▶ Problem description
Repeat all entries exactly.

## Start Extracted records

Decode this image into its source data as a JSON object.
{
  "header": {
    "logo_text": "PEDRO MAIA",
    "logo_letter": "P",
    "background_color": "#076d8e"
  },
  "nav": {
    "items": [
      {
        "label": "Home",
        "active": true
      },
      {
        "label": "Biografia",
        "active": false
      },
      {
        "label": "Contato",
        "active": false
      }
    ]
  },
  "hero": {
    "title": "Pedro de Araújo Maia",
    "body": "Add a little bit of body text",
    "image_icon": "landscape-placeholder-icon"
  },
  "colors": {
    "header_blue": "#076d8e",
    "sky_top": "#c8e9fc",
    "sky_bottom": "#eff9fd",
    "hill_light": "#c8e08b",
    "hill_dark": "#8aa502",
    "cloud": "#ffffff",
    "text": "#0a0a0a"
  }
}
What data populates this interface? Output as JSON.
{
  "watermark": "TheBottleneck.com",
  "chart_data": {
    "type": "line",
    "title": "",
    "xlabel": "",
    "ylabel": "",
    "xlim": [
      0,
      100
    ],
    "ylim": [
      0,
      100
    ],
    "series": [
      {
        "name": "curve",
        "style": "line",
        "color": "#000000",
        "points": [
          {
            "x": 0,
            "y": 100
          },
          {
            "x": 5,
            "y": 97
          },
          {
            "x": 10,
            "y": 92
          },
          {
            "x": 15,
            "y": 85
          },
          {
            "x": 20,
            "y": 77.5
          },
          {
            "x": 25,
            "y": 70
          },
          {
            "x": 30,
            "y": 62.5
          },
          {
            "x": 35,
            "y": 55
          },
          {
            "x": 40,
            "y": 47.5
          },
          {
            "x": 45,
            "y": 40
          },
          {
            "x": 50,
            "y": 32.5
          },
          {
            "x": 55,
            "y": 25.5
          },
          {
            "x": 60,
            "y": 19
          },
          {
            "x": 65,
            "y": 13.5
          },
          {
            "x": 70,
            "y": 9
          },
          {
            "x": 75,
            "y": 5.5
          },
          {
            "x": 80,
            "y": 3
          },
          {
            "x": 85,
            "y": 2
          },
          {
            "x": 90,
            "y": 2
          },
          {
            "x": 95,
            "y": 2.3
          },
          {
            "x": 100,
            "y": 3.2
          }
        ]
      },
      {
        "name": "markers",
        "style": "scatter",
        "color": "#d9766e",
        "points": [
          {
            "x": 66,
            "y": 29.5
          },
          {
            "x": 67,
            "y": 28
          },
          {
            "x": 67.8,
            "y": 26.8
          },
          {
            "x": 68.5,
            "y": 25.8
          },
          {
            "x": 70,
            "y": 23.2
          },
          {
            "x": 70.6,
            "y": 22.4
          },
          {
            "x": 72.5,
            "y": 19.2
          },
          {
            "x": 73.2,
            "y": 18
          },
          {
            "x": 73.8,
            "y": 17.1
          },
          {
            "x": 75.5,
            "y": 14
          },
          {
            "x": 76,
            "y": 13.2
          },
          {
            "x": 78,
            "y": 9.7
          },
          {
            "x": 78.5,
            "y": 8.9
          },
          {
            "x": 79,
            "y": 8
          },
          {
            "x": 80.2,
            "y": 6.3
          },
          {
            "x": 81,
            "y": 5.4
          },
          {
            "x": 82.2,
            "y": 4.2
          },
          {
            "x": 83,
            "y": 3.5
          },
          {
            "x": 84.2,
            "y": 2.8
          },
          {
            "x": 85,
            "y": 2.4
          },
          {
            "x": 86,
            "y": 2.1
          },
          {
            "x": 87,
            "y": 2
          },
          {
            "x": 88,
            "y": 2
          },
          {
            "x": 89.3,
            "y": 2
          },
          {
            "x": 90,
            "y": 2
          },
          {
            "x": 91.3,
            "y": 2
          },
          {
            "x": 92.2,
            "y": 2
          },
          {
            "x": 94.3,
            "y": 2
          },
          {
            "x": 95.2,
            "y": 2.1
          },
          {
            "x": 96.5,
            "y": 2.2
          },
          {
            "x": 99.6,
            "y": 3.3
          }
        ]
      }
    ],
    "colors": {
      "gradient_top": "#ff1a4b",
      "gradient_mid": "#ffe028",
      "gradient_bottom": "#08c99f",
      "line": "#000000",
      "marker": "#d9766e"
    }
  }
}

## End Extracted records

▶ Answer to the problem
Decode this image into its source data as a JSON object.
{
  "header": {
    "logo_text": "PEDRO MAIA",
    "logo_letter": "P",
    "background_color": "#076d8e"
  },
  "nav": {
    "items": [
      {
        "label": "Home",
        "active": true
      },
      {
        "label": "Biografia",
        "active": false
      },
      {
        "label": "Contato",
        "active": false
      }
    ]
  },
  "hero": {
    "title": "Pedro de Araújo Maia",
    "body": "Add a little bit of body text",
    "image_icon": "landscape-placeholder-icon"
  },
  "colors": {
    "header_blue": "#076d8e",
    "sky_top": "#c8e9fc",
    "sky_bottom": "#eff9fd",
    "hill_light": "#c8e08b",
    "hill_dark": "#8aa502",
    "cloud": "#ffffff",
    "text": "#0a0a0a"
  }
}
What data populates this interface? Output as JSON.
{
  "watermark": "TheBottleneck.com",
  "chart_data": {
    "type": "line",
    "title": "",
    "xlabel": "",
    "ylabel": "",
    "xlim": [
      0,
      100
    ],
    "ylim": [
      0,
      100
    ],
    "series": [
      {
        "name": "curve",
        "style": "line",
        "color": "#000000",
        "points": [
          {
            "x": 0,
            "y": 100
          },
          {
            "x": 5,
            "y": 97
          },
          {
            "x": 10,
            "y": 92
          },
          {
            "x": 15,
            "y": 85
          },
          {
            "x": 20,
            "y": 77.5
          },
          {
            "x": 25,
            "y": 70
          },
          {
            "x": 30,
            "y": 62.5
          },
          {
            "x": 35,
            "y": 55
          },
          {
            "x": 40,
            "y": 47.5
          },
          {
            "x": 45,
            "y": 40
          },
          {
            "x": 50,
            "y": 32.5
          },
          {
            "x": 55,
            "y": 25.5
          },
          {
            "x": 60,
            "y": 19
          },
          {
            "x": 65,
            "y": 13.5
          },
          {
            "x": 70,
            "y": 9
          },
          {
            "x": 75,
            "y": 5.5
          },
          {
            "x": 80,
            "y": 3
          },
          {
            "x": 85,
            "y": 2
          },
          {
            "x": 90,
            "y": 2
          },
          {
            "x": 95,
            "y": 2.3
          },
          {
            "x": 100,
            "y": 3.2
          }
        ]
      },
      {
        "name": "markers",
        "style": "scatter",
        "color": "#d9766e",
        "points": [
          {
            "x": 66,
            "y": 29.5
          },
          {
            "x": 67,
            "y": 28
          },
          {
            "x": 67.8,
            "y": 26.8
          },
          {
            "x": 68.5,
            "y": 25.8
          },
          {
            "x": 70,
            "y": 23.2
          },
          {
            "x": 70.6,
            "y": 22.4
          },
          {
            "x": 72.5,
            "y": 19.2
          },
          {
            "x": 73.2,
            "y": 18
          },
          {
            "x": 73.8,
            "y": 17.1
          },
          {
            "x": 75.5,
            "y": 14
          },
          {
            "x": 76,
            "y": 13.2
          },
          {
            "x": 78,
            "y": 9.7
          },
          {
            "x": 78.5,
            "y": 8.9
          },
          {
            "x": 79,
            "y": 8
          },
          {
            "x": 80.2,
            "y": 6.3
          },
          {
            "x": 81,
            "y": 5.4
          },
          {
            "x": 82.2,
            "y": 4.2
          },
          {
            "x": 83,
            "y": 3.5
          },
          {
            "x": 84.2,
            "y": 2.8
          },
          {
            "x": 85,
            "y": 2.4
          },
          {
            "x": 86,
            "y": 2.1
          },
          {
            "x": 87,
            "y": 2
          },
          {
            "x": 88,
            "y": 2
          },
          {
            "x": 89.3,
            "y": 2
          },
          {
            "x": 90,
            "y": 2
          },
          {
            "x": 91.3,
            "y": 2
          },
          {
            "x": 92.2,
            "y": 2
          },
          {
            "x": 94.3,
            "y": 2
          },
          {
            "x": 95.2,
            "y": 2.1
          },
          {
            "x": 96.5,
            "y": 2.2
          },
          {
            "x": 99.6,
            "y": 3.3
          }
        ]
      }
    ],
    "colors": {
      "gradient_top": "#ff1a4b",
      "gradient_mid": "#ffe028",
      "gradient_bottom": "#08c99f",
      "line": "#000000",
      "marker": "#d9766e"
    }
  }
}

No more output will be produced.